* _Given problem_
Each record must be retyped in full. No character may differ.

* _Extracted records_
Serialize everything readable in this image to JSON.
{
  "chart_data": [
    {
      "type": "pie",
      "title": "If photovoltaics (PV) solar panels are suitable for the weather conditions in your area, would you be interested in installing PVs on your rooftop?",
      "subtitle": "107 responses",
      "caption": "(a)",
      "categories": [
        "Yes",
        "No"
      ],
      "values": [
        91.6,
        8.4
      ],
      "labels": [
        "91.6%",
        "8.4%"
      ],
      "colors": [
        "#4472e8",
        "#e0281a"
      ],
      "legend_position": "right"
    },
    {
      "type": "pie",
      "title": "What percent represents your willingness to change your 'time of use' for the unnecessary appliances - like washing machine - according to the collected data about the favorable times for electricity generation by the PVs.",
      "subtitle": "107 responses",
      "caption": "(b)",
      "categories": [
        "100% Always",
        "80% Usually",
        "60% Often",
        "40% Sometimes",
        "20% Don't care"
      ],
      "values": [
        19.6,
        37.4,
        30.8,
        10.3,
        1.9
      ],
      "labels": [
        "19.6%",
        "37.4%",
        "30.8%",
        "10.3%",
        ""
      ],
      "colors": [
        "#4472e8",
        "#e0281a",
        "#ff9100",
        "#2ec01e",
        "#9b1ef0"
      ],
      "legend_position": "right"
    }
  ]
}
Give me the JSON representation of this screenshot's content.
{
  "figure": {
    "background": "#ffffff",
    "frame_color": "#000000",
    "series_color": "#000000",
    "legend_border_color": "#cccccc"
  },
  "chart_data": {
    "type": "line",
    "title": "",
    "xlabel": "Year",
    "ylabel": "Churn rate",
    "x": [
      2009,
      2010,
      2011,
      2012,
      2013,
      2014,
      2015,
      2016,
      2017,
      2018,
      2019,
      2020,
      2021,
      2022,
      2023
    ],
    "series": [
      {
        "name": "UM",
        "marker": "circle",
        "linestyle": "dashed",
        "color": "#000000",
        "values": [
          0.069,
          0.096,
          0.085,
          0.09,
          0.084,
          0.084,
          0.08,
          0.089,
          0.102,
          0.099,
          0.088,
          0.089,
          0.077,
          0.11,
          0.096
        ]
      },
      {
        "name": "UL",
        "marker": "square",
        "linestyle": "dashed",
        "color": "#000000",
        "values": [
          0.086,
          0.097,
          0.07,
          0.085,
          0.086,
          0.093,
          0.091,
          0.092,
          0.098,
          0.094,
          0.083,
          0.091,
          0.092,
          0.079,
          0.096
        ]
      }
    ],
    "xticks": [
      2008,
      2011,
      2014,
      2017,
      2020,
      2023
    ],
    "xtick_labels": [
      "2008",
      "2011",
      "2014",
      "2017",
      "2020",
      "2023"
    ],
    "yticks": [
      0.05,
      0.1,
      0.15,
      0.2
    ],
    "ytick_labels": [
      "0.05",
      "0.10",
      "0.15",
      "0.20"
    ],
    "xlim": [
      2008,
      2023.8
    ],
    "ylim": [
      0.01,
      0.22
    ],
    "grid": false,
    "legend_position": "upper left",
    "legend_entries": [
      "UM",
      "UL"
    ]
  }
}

* _Output for this exercise_
Serialize everything readable in this image to JSON.
{
  "chart_data": [
    {
      "type": "pie",
      "title": "If photovoltaics (PV) solar panels are suitable for the weather conditions in your area, would you be interested in installing PVs on your rooftop?",
      "subtitle": "107 responses",
      "caption": "(a)",
      "categories": [
        "Yes",
        "No"
      ],
      "values": [
        91.6,
        8.4
      ],
      "labels": [
        "91.6%",
        "8.4%"
      ],
      "colors": [
        "#4472e8",
        "#e0281a"
      ],
      "legend_position": "right"
    },
    {
      "type": "pie",
      "title": "What percent represents your willingness to change your 'time of use' for the unnecessary appliances - like washing machine - according to the collected data about the favorable times for electricity generation by the PVs.",
      "subtitle": "107 responses",
      "caption": "(b)",
      "categories": [
        "100% Always",
        "80% Usually",
        "60% Often",
        "40% Sometimes",
        "20% Don't care"
      ],
      "values": [
        19.6,
        37.4,
        30.8,
        10.3,
        1.9
      ],
      "labels": [
        "19.6%",
        "37.4%",
        "30.8%",
        "10.3%",
        ""
      ],
      "colors": [
        "#4472e8",
        "#e0281a",
        "#ff9100",
        "#2ec01e",
        "#9b1ef0"
      ],
      "legend_position": "right"
    }
  ]
}
Give me the JSON representation of this screenshot's content.
{
  "figure": {
    "background": "#ffffff",
    "frame_color": "#000000",
    "series_color": "#000000",
    "legend_border_color": "#cccccc"
  },
  "chart_data": {
    "type": "line",
    "title": "",
    "xlabel": "Year",
    "ylabel": "Churn rate",
    "x": [
      2009,
      2010,
      2011,
      2012,
      2013,
      2014,
      2015,
      2016,
      2017,
      2018,
      2019,
      2020,
      2021,
      2022,
      2023
    ],
    "series": [
      {
        "name": "UM",
        "marker": "circle",
        "linestyle": "dashed",
        "color": "#000000",
        "values": [
          0.069,
          0.096,
          0.085,
          0.09,
          0.084,
          0.084,
          0.08,
          0.089,
          0.102,
          0.099,
          0.088,
          0.089,
          0.077,
          0.11,
          0.096
        ]
      },
      {
        "name": "UL",
        "marker": "square",
        "linestyle": "dashed",
        "color": "#000000",
        "values": [
          0.086,
          0.097,
          0.07,
          0.085,
          0.086,
          0.093,
          0.091,
          0.092,
          0.098,
          0.094,
          0.083,
          0.091,
          0.092,
          0.079,
          0.096
        ]
      }
    ],
    "xticks": [
      2008,
      2011,
      2014,
      2017,
      2020,
      2023
    ],
    "xtick_labels": [
      "2008",
      "2011",
      "2014",
      "2017",
      "2020",
      "2023"
    ],
    "yticks": [
      0.05,
      0.1,
      0.15,
      0.2
    ],
    "ytick_labels": [
      "0.05",
      "0.10",
      "0.15",
      "0.20"
    ],
    "xlim": [
      2008,
      2023.8
    ],
    "ylim": [
      0.01,
      0.22
    ],
    "grid": false,
    "legend_position": "upper left",
    "legend_entries": [
      "UM",
      "UL"
    ]
  }
}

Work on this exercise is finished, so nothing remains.